Exercise instructions:
Every line in the listing is to be echoed verbatim.

Records supplied:

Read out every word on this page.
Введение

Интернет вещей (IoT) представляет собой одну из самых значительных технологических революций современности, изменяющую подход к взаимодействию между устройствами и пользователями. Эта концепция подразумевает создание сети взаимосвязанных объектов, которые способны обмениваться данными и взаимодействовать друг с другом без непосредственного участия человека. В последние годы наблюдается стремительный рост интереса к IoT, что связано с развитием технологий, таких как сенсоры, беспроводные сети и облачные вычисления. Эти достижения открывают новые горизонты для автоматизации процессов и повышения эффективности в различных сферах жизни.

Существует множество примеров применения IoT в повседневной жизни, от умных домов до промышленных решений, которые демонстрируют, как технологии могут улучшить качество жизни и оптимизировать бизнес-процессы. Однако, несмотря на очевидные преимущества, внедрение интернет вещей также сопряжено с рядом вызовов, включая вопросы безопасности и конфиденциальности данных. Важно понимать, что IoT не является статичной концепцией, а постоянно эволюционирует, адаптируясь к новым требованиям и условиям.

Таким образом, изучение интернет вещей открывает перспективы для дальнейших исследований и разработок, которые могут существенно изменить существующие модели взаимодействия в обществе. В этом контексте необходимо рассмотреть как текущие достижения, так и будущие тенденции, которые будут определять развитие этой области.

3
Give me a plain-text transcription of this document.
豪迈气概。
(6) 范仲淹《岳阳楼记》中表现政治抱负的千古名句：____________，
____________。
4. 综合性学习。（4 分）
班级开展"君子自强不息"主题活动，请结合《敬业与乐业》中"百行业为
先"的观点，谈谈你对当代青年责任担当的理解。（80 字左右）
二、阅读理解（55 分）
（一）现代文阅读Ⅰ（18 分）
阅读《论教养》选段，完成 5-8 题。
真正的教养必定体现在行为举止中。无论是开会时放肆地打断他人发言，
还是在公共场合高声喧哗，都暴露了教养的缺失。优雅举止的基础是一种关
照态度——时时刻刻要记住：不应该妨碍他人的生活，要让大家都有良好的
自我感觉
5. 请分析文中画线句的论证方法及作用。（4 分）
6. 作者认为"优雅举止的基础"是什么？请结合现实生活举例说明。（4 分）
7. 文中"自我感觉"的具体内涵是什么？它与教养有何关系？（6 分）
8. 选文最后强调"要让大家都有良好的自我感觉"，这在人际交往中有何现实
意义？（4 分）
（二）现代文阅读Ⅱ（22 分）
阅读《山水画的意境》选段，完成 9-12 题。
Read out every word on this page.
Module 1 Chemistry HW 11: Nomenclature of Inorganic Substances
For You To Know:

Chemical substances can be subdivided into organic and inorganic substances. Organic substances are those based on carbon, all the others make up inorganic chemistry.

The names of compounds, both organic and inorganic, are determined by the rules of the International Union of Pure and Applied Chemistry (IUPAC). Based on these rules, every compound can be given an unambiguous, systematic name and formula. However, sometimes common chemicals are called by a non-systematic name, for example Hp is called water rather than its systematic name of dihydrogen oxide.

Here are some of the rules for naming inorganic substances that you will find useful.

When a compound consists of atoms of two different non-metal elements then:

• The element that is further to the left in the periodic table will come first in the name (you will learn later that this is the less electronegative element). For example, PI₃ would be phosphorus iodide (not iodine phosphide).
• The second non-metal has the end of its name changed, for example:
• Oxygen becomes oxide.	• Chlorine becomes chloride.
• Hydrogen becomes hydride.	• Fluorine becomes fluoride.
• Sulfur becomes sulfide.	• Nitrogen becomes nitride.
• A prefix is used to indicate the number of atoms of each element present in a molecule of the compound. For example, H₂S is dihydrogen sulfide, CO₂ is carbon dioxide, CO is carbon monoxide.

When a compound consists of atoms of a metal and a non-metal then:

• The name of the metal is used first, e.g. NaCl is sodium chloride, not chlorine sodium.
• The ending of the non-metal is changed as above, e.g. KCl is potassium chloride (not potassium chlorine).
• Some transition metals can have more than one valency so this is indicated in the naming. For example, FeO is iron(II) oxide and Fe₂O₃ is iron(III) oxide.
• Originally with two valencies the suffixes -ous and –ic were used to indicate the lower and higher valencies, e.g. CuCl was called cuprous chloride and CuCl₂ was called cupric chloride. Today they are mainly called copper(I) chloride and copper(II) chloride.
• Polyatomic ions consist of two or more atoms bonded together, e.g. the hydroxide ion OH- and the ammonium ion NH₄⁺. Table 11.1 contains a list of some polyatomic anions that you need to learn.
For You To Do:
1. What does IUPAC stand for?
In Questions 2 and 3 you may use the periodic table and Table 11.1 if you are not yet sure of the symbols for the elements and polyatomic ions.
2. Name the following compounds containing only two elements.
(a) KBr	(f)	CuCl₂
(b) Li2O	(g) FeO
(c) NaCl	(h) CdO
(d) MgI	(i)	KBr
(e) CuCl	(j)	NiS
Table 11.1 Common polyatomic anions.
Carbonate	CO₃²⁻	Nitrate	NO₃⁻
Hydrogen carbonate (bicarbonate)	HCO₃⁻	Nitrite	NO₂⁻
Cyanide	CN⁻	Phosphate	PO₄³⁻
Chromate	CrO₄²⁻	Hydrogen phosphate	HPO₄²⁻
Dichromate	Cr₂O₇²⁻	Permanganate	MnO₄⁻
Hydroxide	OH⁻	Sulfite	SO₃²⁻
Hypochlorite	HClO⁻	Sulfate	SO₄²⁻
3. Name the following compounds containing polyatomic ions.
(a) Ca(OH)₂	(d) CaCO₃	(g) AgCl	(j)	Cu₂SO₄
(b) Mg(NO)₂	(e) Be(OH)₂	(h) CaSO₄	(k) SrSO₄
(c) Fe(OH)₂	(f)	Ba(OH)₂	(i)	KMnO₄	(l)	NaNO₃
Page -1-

Problem solution:
Read out every word on this page.
Введение

Интернет вещей (IoT) представляет собой одну из самых значительных технологических революций современности, изменяющую подход к взаимодействию между устройствами и пользователями. Эта концепция подразумевает создание сети взаимосвязанных объектов, которые способны обмениваться данными и взаимодействовать друг с другом без непосредственного участия человека. В последние годы наблюдается стремительный рост интереса к IoT, что связано с развитием технологий, таких как сенсоры, беспроводные сети и облачные вычисления. Эти достижения открывают новые горизонты для автоматизации процессов и повышения эффективности в различных сферах жизни.

Существует множество примеров применения IoT в повседневной жизни, от умных домов до промышленных решений, которые демонстрируют, как технологии могут улучшить качество жизни и оптимизировать бизнес-процессы. Однако, несмотря на очевидные преимущества, внедрение интернет вещей также сопряжено с рядом вызовов, включая вопросы безопасности и конфиденциальности данных. Важно понимать, что IoT не является статичной концепцией, а постоянно эволюционирует, адаптируясь к новым требованиям и условиям.

Таким образом, изучение интернет вещей открывает перспективы для дальнейших исследований и разработок, которые могут существенно изменить существующие модели взаимодействия в обществе. В этом контексте необходимо рассмотреть как текущие достижения, так и будущие тенденции, которые будут определять развитие этой области.

3
Give me a plain-text transcription of this document.
豪迈气概。
(6) 范仲淹《岳阳楼记》中表现政治抱负的千古名句：____________，
____________。
4. 综合性学习。（4 分）
班级开展"君子自强不息"主题活动，请结合《敬业与乐业》中"百行业为
先"的观点，谈谈你对当代青年责任担当的理解。（80 字左右）
二、阅读理解（55 分）
（一）现代文阅读Ⅰ（18 分）
阅读《论教养》选段，完成 5-8 题。
真正的教养必定体现在行为举止中。无论是开会时放肆地打断他人发言，
还是在公共场合高声喧哗，都暴露了教养的缺失。优雅举止的基础是一种关
照态度——时时刻刻要记住：不应该妨碍他人的生活，要让大家都有良好的
自我感觉
5. 请分析文中画线句的论证方法及作用。（4 分）
6. 作者认为"优雅举止的基础"是什么？请结合现实生活举例说明。（4 分）
7. 文中"自我感觉"的具体内涵是什么？它与教养有何关系？（6 分）
8. 选文最后强调"要让大家都有良好的自我感觉"，这在人际交往中有何现实
意义？（4 分）
（二）现代文阅读Ⅱ（22 分）
阅读《山水画的意境》选段，完成 9-12 题。
Read out every word on this page.
Module 1 Chemistry HW 11: Nomenclature of Inorganic Substances
For You To Know:

Chemical substances can be subdivided into organic and inorganic substances. Organic substances are those based on carbon, all the others make up inorganic chemistry.

The names of compounds, both organic and inorganic, are determined by the rules of the International Union of Pure and Applied Chemistry (IUPAC). Based on these rules, every compound can be given an unambiguous, systematic name and formula. However, sometimes common chemicals are called by a non-systematic name, for example Hp is called water rather than its systematic name of dihydrogen oxide.

Here are some of the rules for naming inorganic substances that you will find useful.

When a compound consists of atoms of two different non-metal elements then:

• The element that is further to the left in the periodic table will come first in the name (you will learn later that this is the less electronegative element). For example, PI₃ would be phosphorus iodide (not iodine phosphide).
• The second non-metal has the end of its name changed, for example:
• Oxygen becomes oxide.	• Chlorine becomes chloride.
• Hydrogen becomes hydride.	• Fluorine becomes fluoride.
• Sulfur becomes sulfide.	• Nitrogen becomes nitride.
• A prefix is used to indicate the number of atoms of each element present in a molecule of the compound. For example, H₂S is dihydrogen sulfide, CO₂ is carbon dioxide, CO is carbon monoxide.

When a compound consists of atoms of a metal and a non-metal then:

• The name of the metal is used first, e.g. NaCl is sodium chloride, not chlorine sodium.
• The ending of the non-metal is changed as above, e.g. KCl is potassium chloride (not potassium chlorine).
• Some transition metals can have more than one valency so this is indicated in the naming. For example, FeO is iron(II) oxide and Fe₂O₃ is iron(III) oxide.
• Originally with two valencies the suffixes -ous and –ic were used to indicate the lower and higher valencies, e.g. CuCl was called cuprous chloride and CuCl₂ was called cupric chloride. Today they are mainly called copper(I) chloride and copper(II) chloride.
• Polyatomic ions consist of two or more atoms bonded together, e.g. the hydroxide ion OH- and the ammonium ion NH₄⁺. Table 11.1 contains a list of some polyatomic anions that you need to learn.
For You To Do:
1. What does IUPAC stand for?
In Questions 2 and 3 you may use the periodic table and Table 11.1 if you are not yet sure of the symbols for the elements and polyatomic ions.
2. Name the following compounds containing only two elements.
(a) KBr	(f)	CuCl₂
(b) Li2O	(g) FeO
(c) NaCl	(h) CdO
(d) MgI	(i)	KBr
(e) CuCl	(j)	NiS
Table 11.1 Common polyatomic anions.
Carbonate	CO₃²⁻	Nitrate	NO₃⁻
Hydrogen carbonate (bicarbonate)	HCO₃⁻	Nitrite	NO₂⁻
Cyanide	CN⁻	Phosphate	PO₄³⁻
Chromate	CrO₄²⁻	Hydrogen phosphate	HPO₄²⁻
Dichromate	Cr₂O₇²⁻	Permanganate	MnO₄⁻
Hydroxide	OH⁻	Sulfite	SO₃²⁻
Hypochlorite	HClO⁻	Sulfate	SO₄²⁻
3. Name the following compounds containing polyatomic ions.
(a) Ca(OH)₂	(d) CaCO₃	(g) AgCl	(j)	Cu₂SO₄
(b) Mg(NO)₂	(e) Be(OH)₂	(h) CaSO₄	(k) SrSO₄
(c) Fe(OH)₂	(f)	Ba(OH)₂	(i)	KMnO₄	(l)	NaNO₃
Page -1-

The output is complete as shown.